◆ **The problem**: Output the full listing word for word.

A block of data
==========

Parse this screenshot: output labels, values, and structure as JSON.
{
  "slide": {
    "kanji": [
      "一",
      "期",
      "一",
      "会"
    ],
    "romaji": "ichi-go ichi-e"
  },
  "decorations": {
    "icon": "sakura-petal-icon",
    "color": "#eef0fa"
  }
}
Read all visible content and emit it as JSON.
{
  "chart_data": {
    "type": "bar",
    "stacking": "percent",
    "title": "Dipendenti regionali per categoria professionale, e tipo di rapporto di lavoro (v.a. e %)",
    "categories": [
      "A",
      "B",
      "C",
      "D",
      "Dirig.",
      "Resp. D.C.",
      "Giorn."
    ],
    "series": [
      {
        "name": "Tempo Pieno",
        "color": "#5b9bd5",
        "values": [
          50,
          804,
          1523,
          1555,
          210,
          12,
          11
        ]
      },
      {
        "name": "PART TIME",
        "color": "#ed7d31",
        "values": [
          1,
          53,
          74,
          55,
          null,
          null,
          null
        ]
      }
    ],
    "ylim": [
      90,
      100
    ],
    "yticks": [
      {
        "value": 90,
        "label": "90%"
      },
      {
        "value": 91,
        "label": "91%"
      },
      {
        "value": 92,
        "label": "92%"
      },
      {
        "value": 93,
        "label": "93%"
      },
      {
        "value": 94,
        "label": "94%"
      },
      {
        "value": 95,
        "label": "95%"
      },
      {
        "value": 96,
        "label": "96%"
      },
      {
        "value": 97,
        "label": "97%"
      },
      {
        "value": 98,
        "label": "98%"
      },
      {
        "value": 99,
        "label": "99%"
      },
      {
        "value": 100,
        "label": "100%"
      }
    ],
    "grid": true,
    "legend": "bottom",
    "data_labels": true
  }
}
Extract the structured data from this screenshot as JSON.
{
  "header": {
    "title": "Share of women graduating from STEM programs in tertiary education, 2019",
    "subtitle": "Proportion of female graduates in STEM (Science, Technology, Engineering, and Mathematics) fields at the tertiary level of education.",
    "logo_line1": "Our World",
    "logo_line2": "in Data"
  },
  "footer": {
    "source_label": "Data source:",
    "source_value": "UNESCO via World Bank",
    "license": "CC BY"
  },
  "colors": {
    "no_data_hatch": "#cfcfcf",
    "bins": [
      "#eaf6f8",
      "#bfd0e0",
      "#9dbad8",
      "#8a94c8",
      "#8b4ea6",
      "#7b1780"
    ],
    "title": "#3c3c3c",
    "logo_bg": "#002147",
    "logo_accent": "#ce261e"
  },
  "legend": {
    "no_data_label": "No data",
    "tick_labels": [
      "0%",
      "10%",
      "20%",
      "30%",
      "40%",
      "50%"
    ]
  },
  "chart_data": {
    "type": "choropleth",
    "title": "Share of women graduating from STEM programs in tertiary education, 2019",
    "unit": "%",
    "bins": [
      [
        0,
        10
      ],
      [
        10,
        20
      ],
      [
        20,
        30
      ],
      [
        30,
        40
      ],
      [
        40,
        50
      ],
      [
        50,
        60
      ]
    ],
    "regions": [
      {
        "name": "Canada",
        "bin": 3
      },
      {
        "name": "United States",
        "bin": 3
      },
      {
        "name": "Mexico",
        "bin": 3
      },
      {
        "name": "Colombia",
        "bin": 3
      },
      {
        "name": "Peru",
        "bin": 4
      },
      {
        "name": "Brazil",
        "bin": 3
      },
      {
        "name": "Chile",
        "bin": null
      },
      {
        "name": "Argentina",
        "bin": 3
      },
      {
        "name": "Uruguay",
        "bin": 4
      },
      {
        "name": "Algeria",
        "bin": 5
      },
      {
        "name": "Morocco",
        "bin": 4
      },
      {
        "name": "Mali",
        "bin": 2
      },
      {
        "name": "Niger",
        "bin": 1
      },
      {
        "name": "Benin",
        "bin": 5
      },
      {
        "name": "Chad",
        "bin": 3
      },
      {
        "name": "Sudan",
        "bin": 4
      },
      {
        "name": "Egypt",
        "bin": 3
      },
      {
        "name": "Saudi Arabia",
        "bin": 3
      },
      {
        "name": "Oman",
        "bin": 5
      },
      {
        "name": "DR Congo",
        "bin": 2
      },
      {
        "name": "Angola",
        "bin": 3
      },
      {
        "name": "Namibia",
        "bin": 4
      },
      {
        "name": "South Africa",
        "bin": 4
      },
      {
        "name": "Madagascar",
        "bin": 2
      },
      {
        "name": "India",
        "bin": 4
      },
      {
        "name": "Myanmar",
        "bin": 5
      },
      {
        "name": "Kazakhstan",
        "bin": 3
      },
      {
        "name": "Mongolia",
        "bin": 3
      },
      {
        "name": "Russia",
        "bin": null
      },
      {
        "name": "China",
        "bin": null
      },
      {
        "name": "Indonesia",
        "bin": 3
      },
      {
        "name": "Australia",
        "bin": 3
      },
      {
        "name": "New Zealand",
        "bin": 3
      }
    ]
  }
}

==========

◆ **The response**:
Parse this screenshot: output labels, values, and structure as JSON.
{
  "slide": {
    "kanji": [
      "一",
      "期",
      "一",
      "会"
    ],
    "romaji": "ichi-go ichi-e"
  },
  "decorations": {
    "icon": "sakura-petal-icon",
    "color": "#eef0fa"
  }
}
Read all visible content and emit it as JSON.
{
  "chart_data": {
    "type": "bar",
    "stacking": "percent",
    "title": "Dipendenti regionali per categoria professionale, e tipo di rapporto di lavoro (v.a. e %)",
    "categories": [
      "A",
      "B",
      "C",
      "D",
      "Dirig.",
      "Resp. D.C.",
      "Giorn."
    ],
    "series": [
      {
        "name": "Tempo Pieno",
        "color": "#5b9bd5",
        "values": [
          50,
          804,
          1523,
          1555,
          210,
          12,
          11
        ]
      },
      {
        "name": "PART TIME",
        "color": "#ed7d31",
        "values": [
          1,
          53,
          74,
          55,
          null,
          null,
          null
        ]
      }
    ],
    "ylim": [
      90,
      100
    ],
    "yticks": [
      {
        "value": 90,
        "label": "90%"
      },
      {
        "value": 91,
        "label": "91%"
      },
      {
        "value": 92,
        "label": "92%"
      },
      {
        "value": 93,
        "label": "93%"
      },
      {
        "value": 94,
        "label": "94%"
      },
      {
        "value": 95,
        "label": "95%"
      },
      {
        "value": 96,
        "label": "96%"
      },
      {
        "value": 97,
        "label": "97%"
      },
      {
        "value": 98,
        "label": "98%"
      },
      {
        "value": 99,
        "label": "99%"
      },
      {
        "value": 100,
        "label": "100%"
      }
    ],
    "grid": true,
    "legend": "bottom",
    "data_labels": true
  }
}
Extract the structured data from this screenshot as JSON.
{
  "header": {
    "title": "Share of women graduating from STEM programs in tertiary education, 2019",
    "subtitle": "Proportion of female graduates in STEM (Science, Technology, Engineering, and Mathematics) fields at the tertiary level of education.",
    "logo_line1": "Our World",
    "logo_line2": "in Data"
  },
  "footer": {
    "source_label": "Data source:",
    "source_value": "UNESCO via World Bank",
    "license": "CC BY"
  },
  "colors": {
    "no_data_hatch": "#cfcfcf",
    "bins": [
      "#eaf6f8",
      "#bfd0e0",
      "#9dbad8",
      "#8a94c8",
      "#8b4ea6",
      "#7b1780"
    ],
    "title": "#3c3c3c",
    "logo_bg": "#002147",
    "logo_accent": "#ce261e"
  },
  "legend": {
    "no_data_label": "No data",
    "tick_labels": [
      "0%",
      "10%",
      "20%",
      "30%",
      "40%",
      "50%"
    ]
  },
  "chart_data": {
    "type": "choropleth",
    "title": "Share of women graduating from STEM programs in tertiary education, 2019",
    "unit": "%",
    "bins": [
      [
        0,
        10
      ],
      [
        10,
        20
      ],
      [
        20,
        30
      ],
      [
        30,
        40
      ],
      [
        40,
        50
      ],
      [
        50,
        60
      ]
    ],
    "regions": [
      {
        "name": "Canada",
        "bin": 3
      },
      {
        "name": "United States",
        "bin": 3
      },
      {
        "name": "Mexico",
        "bin": 3
      },
      {
        "name": "Colombia",
        "bin": 3
      },
      {
        "name": "Peru",
        "bin": 4
      },
      {
        "name": "Brazil",
        "bin": 3
      },
      {
        "name": "Chile",
        "bin": null
      },
      {
        "name": "Argentina",
        "bin": 3
      },
      {
        "name": "Uruguay",
        "bin": 4
      },
      {
        "name": "Algeria",
        "bin": 5
      },
      {
        "name": "Morocco",
        "bin": 4
      },
      {
        "name": "Mali",
        "bin": 2
      },
      {
        "name": "Niger",
        "bin": 1
      },
      {
        "name": "Benin",
        "bin": 5
      },
      {
        "name": "Chad",
        "bin": 3
      },
      {
        "name": "Sudan",
        "bin": 4
      },
      {
        "name": "Egypt",
        "bin": 3
      },
      {
        "name": "Saudi Arabia",
        "bin": 3
      },
      {
        "name": "Oman",
        "bin": 5
      },
      {
        "name": "DR Congo",
        "bin": 2
      },
      {
        "name": "Angola",
        "bin": 3
      },
      {
        "name": "Namibia",
        "bin": 4
      },
      {
        "name": "South Africa",
        "bin": 4
      },
      {
        "name": "Madagascar",
        "bin": 2
      },
      {
        "name": "India",
        "bin": 4
      },
      {
        "name": "Myanmar",
        "bin": 5
      },
      {
        "name": "Kazakhstan",
        "bin": 3
      },
      {
        "name": "Mongolia",
        "bin": 3
      },
      {
        "name": "Russia",
        "bin": null
      },
      {
        "name": "China",
        "bin": null
      },
      {
        "name": "Indonesia",
        "bin": 3
      },
      {
        "name": "Australia",
        "bin": 3
      },
      {
        "name": "New Zealand",
        "bin": 3
      }
    ]
  }
}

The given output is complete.